--- start RECORD LIST ---
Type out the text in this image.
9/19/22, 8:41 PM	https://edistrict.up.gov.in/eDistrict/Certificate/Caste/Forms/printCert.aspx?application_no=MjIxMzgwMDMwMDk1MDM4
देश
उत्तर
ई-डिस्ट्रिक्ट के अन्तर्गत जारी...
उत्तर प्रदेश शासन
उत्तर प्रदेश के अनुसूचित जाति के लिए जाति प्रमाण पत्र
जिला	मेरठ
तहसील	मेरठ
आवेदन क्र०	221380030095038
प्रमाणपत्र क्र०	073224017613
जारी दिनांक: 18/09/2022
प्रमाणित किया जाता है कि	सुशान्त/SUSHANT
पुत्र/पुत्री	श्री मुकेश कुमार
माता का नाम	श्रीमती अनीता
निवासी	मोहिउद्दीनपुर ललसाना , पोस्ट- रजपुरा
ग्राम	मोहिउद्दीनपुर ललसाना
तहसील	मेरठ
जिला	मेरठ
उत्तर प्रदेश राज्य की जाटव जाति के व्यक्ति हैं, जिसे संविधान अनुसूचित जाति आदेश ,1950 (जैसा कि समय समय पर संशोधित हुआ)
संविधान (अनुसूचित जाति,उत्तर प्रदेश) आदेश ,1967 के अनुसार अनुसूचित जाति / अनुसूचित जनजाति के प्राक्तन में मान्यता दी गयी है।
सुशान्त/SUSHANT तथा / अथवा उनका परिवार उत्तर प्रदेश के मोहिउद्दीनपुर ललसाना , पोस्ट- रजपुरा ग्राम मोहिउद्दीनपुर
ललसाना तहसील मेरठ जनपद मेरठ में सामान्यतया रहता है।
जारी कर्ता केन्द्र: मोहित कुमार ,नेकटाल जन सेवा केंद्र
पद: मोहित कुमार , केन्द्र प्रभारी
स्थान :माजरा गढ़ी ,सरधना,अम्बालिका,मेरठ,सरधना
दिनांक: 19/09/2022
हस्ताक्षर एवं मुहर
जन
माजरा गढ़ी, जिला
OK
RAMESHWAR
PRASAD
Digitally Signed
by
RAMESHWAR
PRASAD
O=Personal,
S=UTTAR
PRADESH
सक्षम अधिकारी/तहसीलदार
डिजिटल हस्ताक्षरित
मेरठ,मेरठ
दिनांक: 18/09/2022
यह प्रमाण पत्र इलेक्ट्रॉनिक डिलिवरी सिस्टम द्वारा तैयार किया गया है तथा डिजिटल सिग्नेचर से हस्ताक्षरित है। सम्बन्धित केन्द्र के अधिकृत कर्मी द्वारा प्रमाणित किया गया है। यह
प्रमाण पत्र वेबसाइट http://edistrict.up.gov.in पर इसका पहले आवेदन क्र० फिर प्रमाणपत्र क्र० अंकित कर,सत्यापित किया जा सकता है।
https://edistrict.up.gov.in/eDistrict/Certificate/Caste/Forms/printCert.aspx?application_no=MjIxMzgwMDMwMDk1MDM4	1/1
--- end RECORD LIST ---
WHAT IS ASKED:
Your task is to give the records above again, exactly.

ANSWER BELOW:
Type out the text in this image.
9/19/22, 8:41 PM	https://edistrict.up.gov.in/eDistrict/Certificate/Caste/Forms/printCert.aspx?application_no=MjIxMzgwMDMwMDk1MDM4
देश
उत्तर
ई-डिस्ट्रिक्ट के अन्तर्गत जारी...
उत्तर प्रदेश शासन
उत्तर प्रदेश के अनुसूचित जाति के लिए जाति प्रमाण पत्र
जिला	मेरठ
तहसील	मेरठ
आवेदन क्र०	221380030095038
प्रमाणपत्र क्र०	073224017613
जारी दिनांक: 18/09/2022
प्रमाणित किया जाता है कि	सुशान्त/SUSHANT
पुत्र/पुत्री	श्री मुकेश कुमार
माता का नाम	श्रीमती अनीता
निवासी	मोहिउद्दीनपुर ललसाना , पोस्ट- रजपुरा
ग्राम	मोहिउद्दीनपुर ललसाना
तहसील	मेरठ
जिला	मेरठ
उत्तर प्रदेश राज्य की जाटव जाति के व्यक्ति हैं, जिसे संविधान अनुसूचित जाति आदेश ,1950 (जैसा कि समय समय पर संशोधित हुआ)
संविधान (अनुसूचित जाति,उत्तर प्रदेश) आदेश ,1967 के अनुसार अनुसूचित जाति / अनुसूचित जनजाति के प्राक्तन में मान्यता दी गयी है।
सुशान्त/SUSHANT तथा / अथवा उनका परिवार उत्तर प्रदेश के मोहिउद्दीनपुर ललसाना , पोस्ट- रजपुरा ग्राम मोहिउद्दीनपुर
ललसाना तहसील मेरठ जनपद मेरठ में सामान्यतया रहता है।
जारी कर्ता केन्द्र: मोहित कुमार ,नेकटाल जन सेवा केंद्र
पद: मोहित कुमार , केन्द्र प्रभारी
स्थान :माजरा गढ़ी ,सरधना,अम्बालिका,मेरठ,सरधना
दिनांक: 19/09/2022
हस्ताक्षर एवं मुहर
जन
माजरा गढ़ी, जिला
OK
RAMESHWAR
PRASAD
Digitally Signed
by
RAMESHWAR
PRASAD
O=Personal,
S=UTTAR
PRADESH
सक्षम अधिकारी/तहसीलदार
डिजिटल हस्ताक्षरित
मेरठ,मेरठ
दिनांक: 18/09/2022
यह प्रमाण पत्र इलेक्ट्रॉनिक डिलिवरी सिस्टम द्वारा तैयार किया गया है तथा डिजिटल सिग्नेचर से हस्ताक्षरित है। सम्बन्धित केन्द्र के अधिकृत कर्मी द्वारा प्रमाणित किया गया है। यह
प्रमाण पत्र वेबसाइट http://edistrict.up.gov.in पर इसका पहले आवेदन क्र० फिर प्रमाणपत्र क्र० अंकित कर,सत्यापित किया जा सकता है।
https://edistrict.up.gov.in/eDistrict/Certificate/Caste/Forms/printCert.aspx?application_no=MjIxMzgwMDMwMDk1MDM4	1/1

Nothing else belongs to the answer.